Written request:
Retype every entry word for word.

* BEGIN Raw records *

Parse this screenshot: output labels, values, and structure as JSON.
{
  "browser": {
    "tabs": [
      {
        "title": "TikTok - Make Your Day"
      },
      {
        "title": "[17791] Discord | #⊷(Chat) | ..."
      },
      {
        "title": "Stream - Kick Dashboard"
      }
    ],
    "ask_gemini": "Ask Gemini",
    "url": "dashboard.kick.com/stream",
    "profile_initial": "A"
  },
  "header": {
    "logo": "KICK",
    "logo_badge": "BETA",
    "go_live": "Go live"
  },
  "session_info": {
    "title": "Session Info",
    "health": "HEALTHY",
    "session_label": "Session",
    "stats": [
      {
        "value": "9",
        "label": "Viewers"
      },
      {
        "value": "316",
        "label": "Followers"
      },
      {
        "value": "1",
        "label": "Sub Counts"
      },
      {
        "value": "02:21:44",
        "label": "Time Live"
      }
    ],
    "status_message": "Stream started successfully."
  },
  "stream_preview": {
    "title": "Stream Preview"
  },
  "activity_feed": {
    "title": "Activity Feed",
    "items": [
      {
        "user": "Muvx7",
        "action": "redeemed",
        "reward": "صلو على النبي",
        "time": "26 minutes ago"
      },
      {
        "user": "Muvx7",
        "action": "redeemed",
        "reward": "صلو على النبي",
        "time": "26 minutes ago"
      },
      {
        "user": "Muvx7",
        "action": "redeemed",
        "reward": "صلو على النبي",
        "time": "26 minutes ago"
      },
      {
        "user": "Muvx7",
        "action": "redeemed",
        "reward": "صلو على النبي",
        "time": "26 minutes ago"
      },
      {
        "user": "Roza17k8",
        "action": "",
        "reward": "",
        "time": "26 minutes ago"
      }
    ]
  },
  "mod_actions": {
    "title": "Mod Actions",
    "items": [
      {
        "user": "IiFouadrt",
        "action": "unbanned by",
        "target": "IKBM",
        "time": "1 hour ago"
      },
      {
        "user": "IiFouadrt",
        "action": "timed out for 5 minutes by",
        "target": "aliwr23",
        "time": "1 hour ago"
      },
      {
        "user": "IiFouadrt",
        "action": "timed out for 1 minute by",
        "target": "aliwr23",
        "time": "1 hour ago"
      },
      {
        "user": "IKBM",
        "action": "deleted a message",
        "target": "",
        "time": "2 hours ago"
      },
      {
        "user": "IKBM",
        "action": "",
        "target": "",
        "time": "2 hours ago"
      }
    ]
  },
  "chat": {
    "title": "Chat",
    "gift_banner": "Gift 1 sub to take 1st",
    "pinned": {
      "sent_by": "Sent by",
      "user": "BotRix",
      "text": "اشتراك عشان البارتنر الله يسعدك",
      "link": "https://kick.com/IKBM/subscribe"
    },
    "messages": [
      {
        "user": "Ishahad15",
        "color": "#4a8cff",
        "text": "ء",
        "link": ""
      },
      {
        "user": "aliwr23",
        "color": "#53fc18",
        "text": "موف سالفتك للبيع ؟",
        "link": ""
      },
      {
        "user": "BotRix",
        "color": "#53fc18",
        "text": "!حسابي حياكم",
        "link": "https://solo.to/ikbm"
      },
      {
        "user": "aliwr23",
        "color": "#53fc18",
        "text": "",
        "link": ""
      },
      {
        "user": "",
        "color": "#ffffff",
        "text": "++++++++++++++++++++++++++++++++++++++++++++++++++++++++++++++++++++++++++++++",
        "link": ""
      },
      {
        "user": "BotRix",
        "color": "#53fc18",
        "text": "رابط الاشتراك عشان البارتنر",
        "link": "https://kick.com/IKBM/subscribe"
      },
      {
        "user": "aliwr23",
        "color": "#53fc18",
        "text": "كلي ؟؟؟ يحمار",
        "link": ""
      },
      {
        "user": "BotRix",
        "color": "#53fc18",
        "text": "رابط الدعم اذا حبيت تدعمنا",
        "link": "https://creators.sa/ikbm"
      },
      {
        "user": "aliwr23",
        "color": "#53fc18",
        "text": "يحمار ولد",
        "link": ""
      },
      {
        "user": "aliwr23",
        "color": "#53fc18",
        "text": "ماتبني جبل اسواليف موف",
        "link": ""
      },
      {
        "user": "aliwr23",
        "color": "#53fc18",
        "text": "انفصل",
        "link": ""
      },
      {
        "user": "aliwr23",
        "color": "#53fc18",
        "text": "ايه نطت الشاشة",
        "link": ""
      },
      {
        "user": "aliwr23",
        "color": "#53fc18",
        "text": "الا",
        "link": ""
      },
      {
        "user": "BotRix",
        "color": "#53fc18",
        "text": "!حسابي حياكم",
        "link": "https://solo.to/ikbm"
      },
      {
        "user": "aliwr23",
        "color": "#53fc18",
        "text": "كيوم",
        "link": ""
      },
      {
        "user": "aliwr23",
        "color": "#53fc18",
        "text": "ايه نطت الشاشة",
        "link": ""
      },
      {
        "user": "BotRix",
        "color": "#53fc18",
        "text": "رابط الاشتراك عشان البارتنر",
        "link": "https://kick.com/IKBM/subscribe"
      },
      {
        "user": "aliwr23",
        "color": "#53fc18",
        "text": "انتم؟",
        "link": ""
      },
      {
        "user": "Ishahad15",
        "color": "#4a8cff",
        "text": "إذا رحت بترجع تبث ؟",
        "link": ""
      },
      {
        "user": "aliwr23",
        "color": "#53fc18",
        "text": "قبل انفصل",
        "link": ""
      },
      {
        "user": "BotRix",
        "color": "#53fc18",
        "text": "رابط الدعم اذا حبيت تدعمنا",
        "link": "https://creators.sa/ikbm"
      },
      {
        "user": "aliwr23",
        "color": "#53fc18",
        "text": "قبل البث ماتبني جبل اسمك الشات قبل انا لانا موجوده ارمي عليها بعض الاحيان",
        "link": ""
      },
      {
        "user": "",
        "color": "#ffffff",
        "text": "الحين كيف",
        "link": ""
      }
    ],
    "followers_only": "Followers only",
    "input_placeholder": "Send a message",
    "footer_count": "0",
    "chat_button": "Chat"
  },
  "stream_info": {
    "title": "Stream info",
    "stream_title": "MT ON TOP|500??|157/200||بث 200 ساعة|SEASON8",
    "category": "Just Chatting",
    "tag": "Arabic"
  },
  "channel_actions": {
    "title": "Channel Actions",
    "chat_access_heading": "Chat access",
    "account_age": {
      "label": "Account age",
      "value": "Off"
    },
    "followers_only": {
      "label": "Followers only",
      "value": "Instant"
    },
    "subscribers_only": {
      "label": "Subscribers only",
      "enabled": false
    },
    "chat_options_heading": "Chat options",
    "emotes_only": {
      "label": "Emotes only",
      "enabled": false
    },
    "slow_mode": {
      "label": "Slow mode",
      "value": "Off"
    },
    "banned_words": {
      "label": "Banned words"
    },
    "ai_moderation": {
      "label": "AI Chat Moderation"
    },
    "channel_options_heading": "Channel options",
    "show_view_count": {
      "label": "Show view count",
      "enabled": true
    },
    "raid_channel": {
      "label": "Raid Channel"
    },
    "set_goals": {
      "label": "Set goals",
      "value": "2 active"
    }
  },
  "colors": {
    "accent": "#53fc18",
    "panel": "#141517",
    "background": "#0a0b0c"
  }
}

* END Raw records *

Written solution:
Parse this screenshot: output labels, values, and structure as JSON.
{
  "browser": {
    "tabs": [
      {
        "title": "TikTok - Make Your Day"
      },
      {
        "title": "[17791] Discord | #⊷(Chat) | ..."
      },
      {
        "title": "Stream - Kick Dashboard"
      }
    ],
    "ask_gemini": "Ask Gemini",
    "url": "dashboard.kick.com/stream",
    "profile_initial": "A"
  },
  "header": {
    "logo": "KICK",
    "logo_badge": "BETA",
    "go_live": "Go live"
  },
  "session_info": {
    "title": "Session Info",
    "health": "HEALTHY",
    "session_label": "Session",
    "stats": [
      {
        "value": "9",
        "label": "Viewers"
      },
      {
        "value": "316",
        "label": "Followers"
      },
      {
        "value": "1",
        "label": "Sub Counts"
      },
      {
        "value": "02:21:44",
        "label": "Time Live"
      }
    ],
    "status_message": "Stream started successfully."
  },
  "stream_preview": {
    "title": "Stream Preview"
  },
  "activity_feed": {
    "title": "Activity Feed",
    "items": [
      {
        "user": "Muvx7",
        "action": "redeemed",
        "reward": "صلو على النبي",
        "time": "26 minutes ago"
      },
      {
        "user": "Muvx7",
        "action": "redeemed",
        "reward": "صلو على النبي",
        "time": "26 minutes ago"
      },
      {
        "user": "Muvx7",
        "action": "redeemed",
        "reward": "صلو على النبي",
        "time": "26 minutes ago"
      },
      {
        "user": "Muvx7",
        "action": "redeemed",
        "reward": "صلو على النبي",
        "time": "26 minutes ago"
      },
      {
        "user": "Roza17k8",
        "action": "",
        "reward": "",
        "time": "26 minutes ago"
      }
    ]
  },
  "mod_actions": {
    "title": "Mod Actions",
    "items": [
      {
        "user": "IiFouadrt",
        "action": "unbanned by",
        "target": "IKBM",
        "time": "1 hour ago"
      },
      {
        "user": "IiFouadrt",
        "action": "timed out for 5 minutes by",
        "target": "aliwr23",
        "time": "1 hour ago"
      },
      {
        "user": "IiFouadrt",
        "action": "timed out for 1 minute by",
        "target": "aliwr23",
        "time": "1 hour ago"
      },
      {
        "user": "IKBM",
        "action": "deleted a message",
        "target": "",
        "time": "2 hours ago"
      },
      {
        "user": "IKBM",
        "action": "",
        "target": "",
        "time": "2 hours ago"
      }
    ]
  },
  "chat": {
    "title": "Chat",
    "gift_banner": "Gift 1 sub to take 1st",
    "pinned": {
      "sent_by": "Sent by",
      "user": "BotRix",
      "text": "اشتراك عشان البارتنر الله يسعدك",
      "link": "https://kick.com/IKBM/subscribe"
    },
    "messages": [
      {
        "user": "Ishahad15",
        "color": "#4a8cff",
        "text": "ء",
        "link": ""
      },
      {
        "user": "aliwr23",
        "color": "#53fc18",
        "text": "موف سالفتك للبيع ؟",
        "link": ""
      },
      {
        "user": "BotRix",
        "color": "#53fc18",
        "text": "!حسابي حياكم",
        "link": "https://solo.to/ikbm"
      },
      {
        "user": "aliwr23",
        "color": "#53fc18",
        "text": "",
        "link": ""
      },
      {
        "user": "",
        "color": "#ffffff",
        "text": "++++++++++++++++++++++++++++++++++++++++++++++++++++++++++++++++++++++++++++++",
        "link": ""
      },
      {
        "user": "BotRix",
        "color": "#53fc18",
        "text": "رابط الاشتراك عشان البارتنر",
        "link": "https://kick.com/IKBM/subscribe"
      },
      {
        "user": "aliwr23",
        "color": "#53fc18",
        "text": "كلي ؟؟؟ يحمار",
        "link": ""
      },
      {
        "user": "BotRix",
        "color": "#53fc18",
        "text": "رابط الدعم اذا حبيت تدعمنا",
        "link": "https://creators.sa/ikbm"
      },
      {
        "user": "aliwr23",
        "color": "#53fc18",
        "text": "يحمار ولد",
        "link": ""
      },
      {
        "user": "aliwr23",
        "color": "#53fc18",
        "text": "ماتبني جبل اسواليف موف",
        "link": ""
      },
      {
        "user": "aliwr23",
        "color": "#53fc18",
        "text": "انفصل",
        "link": ""
      },
      {
        "user": "aliwr23",
        "color": "#53fc18",
        "text": "ايه نطت الشاشة",
        "link": ""
      },
      {
        "user": "aliwr23",
        "color": "#53fc18",
        "text": "الا",
        "link": ""
      },
      {
        "user": "BotRix",
        "color": "#53fc18",
        "text": "!حسابي حياكم",
        "link": "https://solo.to/ikbm"
      },
      {
        "user": "aliwr23",
        "color": "#53fc18",
        "text": "كيوم",
        "link": ""
      },
      {
        "user": "aliwr23",
        "color": "#53fc18",
        "text": "ايه نطت الشاشة",
        "link": ""
      },
      {
        "user": "BotRix",
        "color": "#53fc18",
        "text": "رابط الاشتراك عشان البارتنر",
        "link": "https://kick.com/IKBM/subscribe"
      },
      {
        "user": "aliwr23",
        "color": "#53fc18",
        "text": "انتم؟",
        "link": ""
      },
      {
        "user": "Ishahad15",
        "color": "#4a8cff",
        "text": "إذا رحت بترجع تبث ؟",
        "link": ""
      },
      {
        "user": "aliwr23",
        "color": "#53fc18",
        "text": "قبل انفصل",
        "link": ""
      },
      {
        "user": "BotRix",
        "color": "#53fc18",
        "text": "رابط الدعم اذا حبيت تدعمنا",
        "link": "https://creators.sa/ikbm"
      },
      {
        "user": "aliwr23",
        "color": "#53fc18",
        "text": "قبل البث ماتبني جبل اسمك الشات قبل انا لانا موجوده ارمي عليها بعض الاحيان",
        "link": ""
      },
      {
        "user": "",
        "color": "#ffffff",
        "text": "الحين كيف",
        "link": ""
      }
    ],
    "followers_only": "Followers only",
    "input_placeholder": "Send a message",
    "footer_count": "0",
    "chat_button": "Chat"
  },
  "stream_info": {
    "title": "Stream info",
    "stream_title": "MT ON TOP|500??|157/200||بث 200 ساعة|SEASON8",
    "category": "Just Chatting",
    "tag": "Arabic"
  },
  "channel_actions": {
    "title": "Channel Actions",
    "chat_access_heading": "Chat access",
    "account_age": {
      "label": "Account age",
      "value": "Off"
    },
    "followers_only": {
      "label": "Followers only",
      "value": "Instant"
    },
    "subscribers_only": {
      "label": "Subscribers only",
      "enabled": false
    },
    "chat_options_heading": "Chat options",
    "emotes_only": {
      "label": "Emotes only",
      "enabled": false
    },
    "slow_mode": {
      "label": "Slow mode",
      "value": "Off"
    },
    "banned_words": {
      "label": "Banned words"
    },
    "ai_moderation": {
      "label": "AI Chat Moderation"
    },
    "channel_options_heading": "Channel options",
    "show_view_count": {
      "label": "Show view count",
      "enabled": true
    },
    "raid_channel": {
      "label": "Raid Channel"
    },
    "set_goals": {
      "label": "Set goals",
      "value": "2 active"
    }
  },
  "colors": {
    "accent": "#53fc18",
    "panel": "#141517",
    "background": "#0a0b0c"
  }
}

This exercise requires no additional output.